WHAT TO PRODUCE:
Locate all lines with the word "各个行业增加值中" and copy them out.

Rows from a figure dataset
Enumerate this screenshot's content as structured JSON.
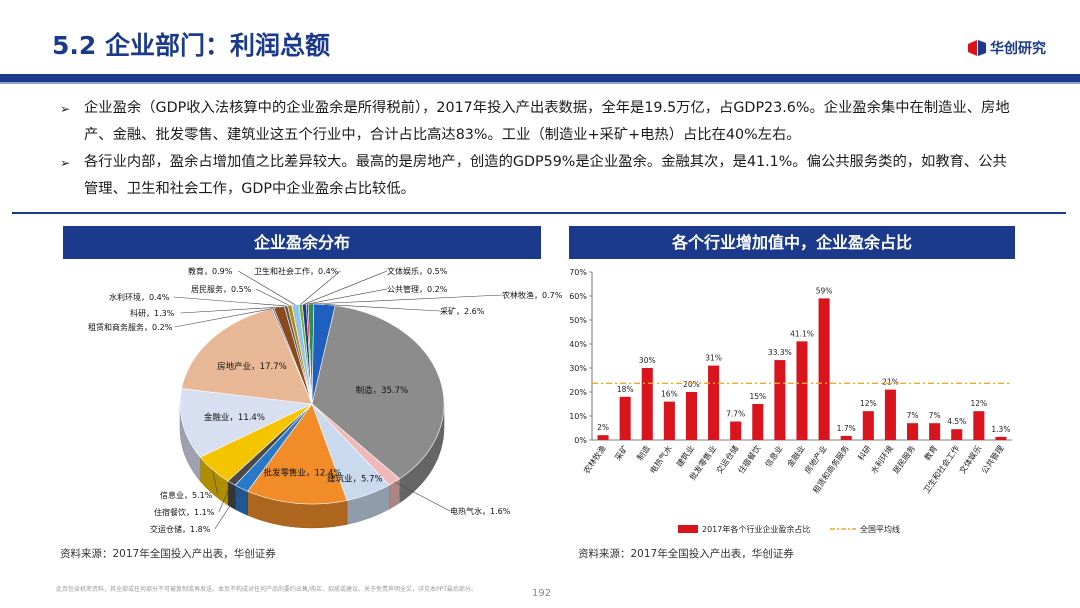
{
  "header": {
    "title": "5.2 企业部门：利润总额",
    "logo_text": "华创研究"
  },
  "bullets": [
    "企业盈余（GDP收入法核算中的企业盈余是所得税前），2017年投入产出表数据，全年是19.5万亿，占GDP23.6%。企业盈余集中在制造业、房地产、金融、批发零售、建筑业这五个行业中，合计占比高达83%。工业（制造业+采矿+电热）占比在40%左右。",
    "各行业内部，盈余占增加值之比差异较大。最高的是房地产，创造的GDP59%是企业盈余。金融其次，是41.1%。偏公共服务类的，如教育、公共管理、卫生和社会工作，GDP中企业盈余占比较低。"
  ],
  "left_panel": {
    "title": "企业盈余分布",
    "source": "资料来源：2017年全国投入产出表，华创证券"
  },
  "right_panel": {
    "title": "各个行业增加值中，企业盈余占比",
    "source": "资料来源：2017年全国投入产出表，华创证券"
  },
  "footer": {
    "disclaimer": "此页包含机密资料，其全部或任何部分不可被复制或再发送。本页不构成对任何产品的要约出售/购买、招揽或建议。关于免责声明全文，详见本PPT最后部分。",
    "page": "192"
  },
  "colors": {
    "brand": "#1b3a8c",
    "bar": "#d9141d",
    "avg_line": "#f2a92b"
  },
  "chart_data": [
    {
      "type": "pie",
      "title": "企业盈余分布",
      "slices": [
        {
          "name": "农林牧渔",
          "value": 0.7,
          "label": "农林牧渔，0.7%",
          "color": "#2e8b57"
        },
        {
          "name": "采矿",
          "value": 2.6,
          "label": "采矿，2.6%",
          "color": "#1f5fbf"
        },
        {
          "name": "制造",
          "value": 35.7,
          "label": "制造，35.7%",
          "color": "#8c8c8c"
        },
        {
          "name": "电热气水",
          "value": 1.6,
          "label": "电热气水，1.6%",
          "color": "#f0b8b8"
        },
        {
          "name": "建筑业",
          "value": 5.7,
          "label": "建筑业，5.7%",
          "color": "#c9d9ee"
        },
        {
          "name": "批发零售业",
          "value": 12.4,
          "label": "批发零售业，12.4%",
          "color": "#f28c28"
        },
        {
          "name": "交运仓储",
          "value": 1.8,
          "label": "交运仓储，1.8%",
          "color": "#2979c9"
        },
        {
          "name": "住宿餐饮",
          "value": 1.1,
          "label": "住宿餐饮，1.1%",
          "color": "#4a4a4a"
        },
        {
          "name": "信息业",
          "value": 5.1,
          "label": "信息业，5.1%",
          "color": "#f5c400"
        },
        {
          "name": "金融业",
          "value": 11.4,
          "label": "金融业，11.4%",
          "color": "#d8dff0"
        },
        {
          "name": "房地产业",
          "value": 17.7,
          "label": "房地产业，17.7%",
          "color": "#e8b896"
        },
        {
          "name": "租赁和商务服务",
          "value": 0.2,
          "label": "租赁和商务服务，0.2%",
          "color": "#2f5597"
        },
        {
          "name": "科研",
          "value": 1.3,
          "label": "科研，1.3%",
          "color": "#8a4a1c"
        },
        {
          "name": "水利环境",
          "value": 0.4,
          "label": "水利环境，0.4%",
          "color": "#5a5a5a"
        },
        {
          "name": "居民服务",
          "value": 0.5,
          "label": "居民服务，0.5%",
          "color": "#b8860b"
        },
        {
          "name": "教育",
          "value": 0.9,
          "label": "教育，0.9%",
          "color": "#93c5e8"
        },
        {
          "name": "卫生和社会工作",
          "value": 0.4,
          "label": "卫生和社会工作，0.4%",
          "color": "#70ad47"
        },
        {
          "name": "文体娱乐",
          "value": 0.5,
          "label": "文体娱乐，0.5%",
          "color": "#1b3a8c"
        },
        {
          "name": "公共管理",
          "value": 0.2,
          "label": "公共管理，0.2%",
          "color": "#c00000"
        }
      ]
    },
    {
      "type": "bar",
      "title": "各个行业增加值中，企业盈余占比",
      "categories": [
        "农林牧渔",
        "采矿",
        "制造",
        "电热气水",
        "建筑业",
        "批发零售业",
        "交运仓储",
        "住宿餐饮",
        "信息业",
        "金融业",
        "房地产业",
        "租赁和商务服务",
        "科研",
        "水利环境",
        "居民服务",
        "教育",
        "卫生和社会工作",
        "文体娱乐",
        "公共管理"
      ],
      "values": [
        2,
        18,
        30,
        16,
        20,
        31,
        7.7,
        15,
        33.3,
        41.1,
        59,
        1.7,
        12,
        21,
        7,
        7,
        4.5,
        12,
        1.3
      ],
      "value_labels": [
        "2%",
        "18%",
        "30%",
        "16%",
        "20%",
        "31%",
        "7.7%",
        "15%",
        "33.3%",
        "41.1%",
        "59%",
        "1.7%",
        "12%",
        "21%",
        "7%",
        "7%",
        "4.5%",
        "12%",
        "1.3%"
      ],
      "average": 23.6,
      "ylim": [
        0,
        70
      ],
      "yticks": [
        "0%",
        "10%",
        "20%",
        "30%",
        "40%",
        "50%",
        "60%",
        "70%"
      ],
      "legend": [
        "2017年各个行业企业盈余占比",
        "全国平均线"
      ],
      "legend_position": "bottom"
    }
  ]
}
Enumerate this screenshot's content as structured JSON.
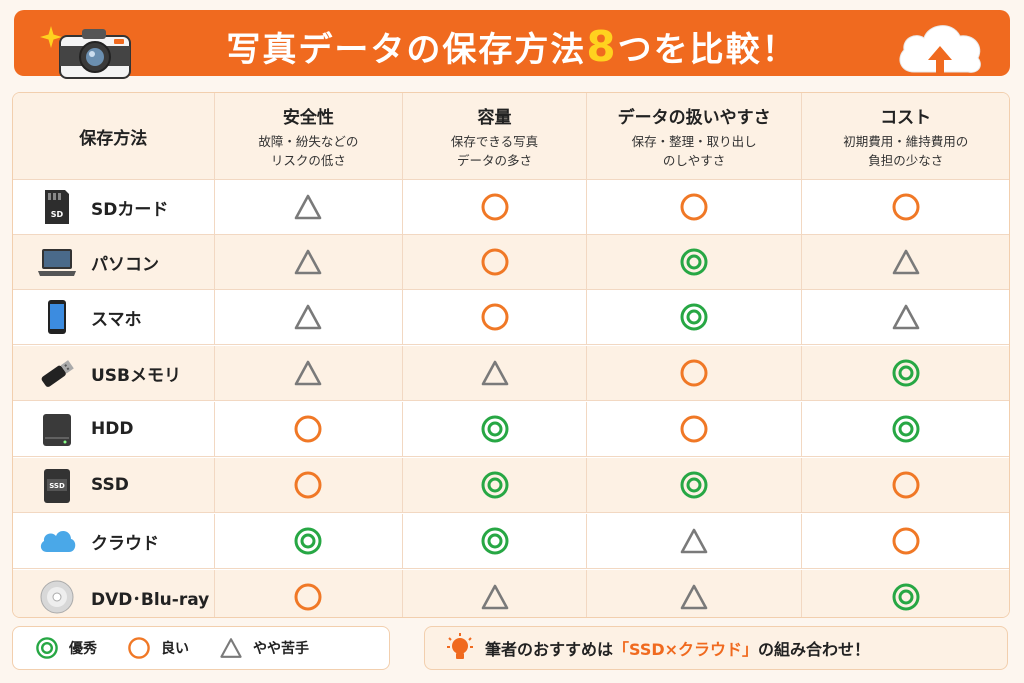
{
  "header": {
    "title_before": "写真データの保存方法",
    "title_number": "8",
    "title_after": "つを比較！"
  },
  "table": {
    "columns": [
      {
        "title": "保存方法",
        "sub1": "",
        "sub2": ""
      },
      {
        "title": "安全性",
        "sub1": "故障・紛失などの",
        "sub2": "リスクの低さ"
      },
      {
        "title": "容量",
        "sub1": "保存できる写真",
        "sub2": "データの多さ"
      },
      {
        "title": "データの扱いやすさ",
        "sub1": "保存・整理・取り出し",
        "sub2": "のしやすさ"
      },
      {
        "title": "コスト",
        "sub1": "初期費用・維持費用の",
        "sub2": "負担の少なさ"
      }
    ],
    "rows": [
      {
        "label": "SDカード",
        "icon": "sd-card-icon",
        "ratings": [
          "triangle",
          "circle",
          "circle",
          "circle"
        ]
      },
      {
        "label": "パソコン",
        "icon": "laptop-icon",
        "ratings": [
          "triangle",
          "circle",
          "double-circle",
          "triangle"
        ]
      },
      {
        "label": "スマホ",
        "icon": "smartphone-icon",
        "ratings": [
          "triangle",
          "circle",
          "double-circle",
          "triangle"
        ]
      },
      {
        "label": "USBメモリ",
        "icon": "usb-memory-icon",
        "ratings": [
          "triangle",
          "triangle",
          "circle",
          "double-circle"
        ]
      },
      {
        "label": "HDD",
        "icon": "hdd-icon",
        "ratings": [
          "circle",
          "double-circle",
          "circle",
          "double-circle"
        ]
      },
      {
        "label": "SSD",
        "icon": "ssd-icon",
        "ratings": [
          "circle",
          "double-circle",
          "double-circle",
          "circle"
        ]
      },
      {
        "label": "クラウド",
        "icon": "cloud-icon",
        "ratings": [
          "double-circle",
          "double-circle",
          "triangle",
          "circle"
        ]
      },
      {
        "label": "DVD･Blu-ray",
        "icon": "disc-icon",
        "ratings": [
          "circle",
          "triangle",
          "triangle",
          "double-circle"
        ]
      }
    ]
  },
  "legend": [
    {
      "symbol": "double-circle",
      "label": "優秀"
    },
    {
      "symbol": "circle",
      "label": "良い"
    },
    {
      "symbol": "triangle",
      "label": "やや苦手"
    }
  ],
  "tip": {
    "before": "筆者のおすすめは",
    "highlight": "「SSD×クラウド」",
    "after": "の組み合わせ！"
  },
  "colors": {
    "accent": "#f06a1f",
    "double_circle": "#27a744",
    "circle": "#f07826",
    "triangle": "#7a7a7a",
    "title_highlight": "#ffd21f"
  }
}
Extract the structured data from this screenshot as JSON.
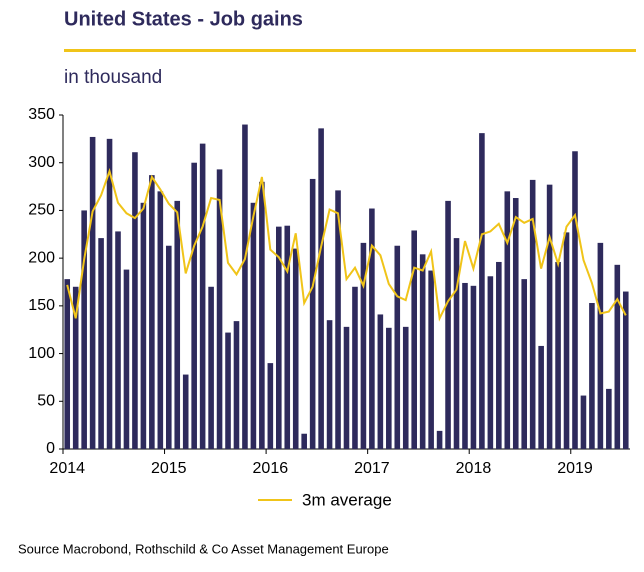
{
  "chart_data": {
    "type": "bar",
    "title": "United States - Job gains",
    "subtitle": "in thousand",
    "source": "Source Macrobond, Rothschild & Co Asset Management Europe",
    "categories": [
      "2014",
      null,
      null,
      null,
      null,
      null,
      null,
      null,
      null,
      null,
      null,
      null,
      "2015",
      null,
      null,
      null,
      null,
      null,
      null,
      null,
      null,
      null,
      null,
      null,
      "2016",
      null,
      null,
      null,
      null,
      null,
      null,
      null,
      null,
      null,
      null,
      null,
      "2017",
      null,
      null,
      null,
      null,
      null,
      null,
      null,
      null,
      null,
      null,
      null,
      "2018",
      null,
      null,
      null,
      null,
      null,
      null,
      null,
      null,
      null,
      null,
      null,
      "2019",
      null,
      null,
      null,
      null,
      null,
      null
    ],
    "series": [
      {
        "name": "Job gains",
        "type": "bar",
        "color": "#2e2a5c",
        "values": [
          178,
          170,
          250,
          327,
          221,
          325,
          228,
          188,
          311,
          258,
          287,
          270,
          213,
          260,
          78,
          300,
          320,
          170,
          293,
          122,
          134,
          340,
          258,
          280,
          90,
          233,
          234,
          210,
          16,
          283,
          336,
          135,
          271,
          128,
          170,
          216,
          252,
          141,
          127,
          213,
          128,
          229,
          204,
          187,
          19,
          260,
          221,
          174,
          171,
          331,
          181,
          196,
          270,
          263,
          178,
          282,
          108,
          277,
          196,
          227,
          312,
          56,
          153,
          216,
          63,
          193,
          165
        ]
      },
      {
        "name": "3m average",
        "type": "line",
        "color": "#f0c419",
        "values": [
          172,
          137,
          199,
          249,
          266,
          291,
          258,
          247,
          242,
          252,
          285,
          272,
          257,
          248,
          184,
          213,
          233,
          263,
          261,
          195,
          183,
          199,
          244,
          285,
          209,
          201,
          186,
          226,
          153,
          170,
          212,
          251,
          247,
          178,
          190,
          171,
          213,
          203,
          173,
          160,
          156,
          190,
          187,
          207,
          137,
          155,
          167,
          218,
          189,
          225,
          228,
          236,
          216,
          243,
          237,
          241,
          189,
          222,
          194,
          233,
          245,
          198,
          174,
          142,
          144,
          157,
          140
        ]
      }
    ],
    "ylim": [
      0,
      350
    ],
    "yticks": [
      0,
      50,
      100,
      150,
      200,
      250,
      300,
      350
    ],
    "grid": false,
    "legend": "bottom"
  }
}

EXERCISE RESULT:
    "title": "各个行业增加值中，企业盈余占比",
      "title": "各个行业增加值中，企业盈余占比",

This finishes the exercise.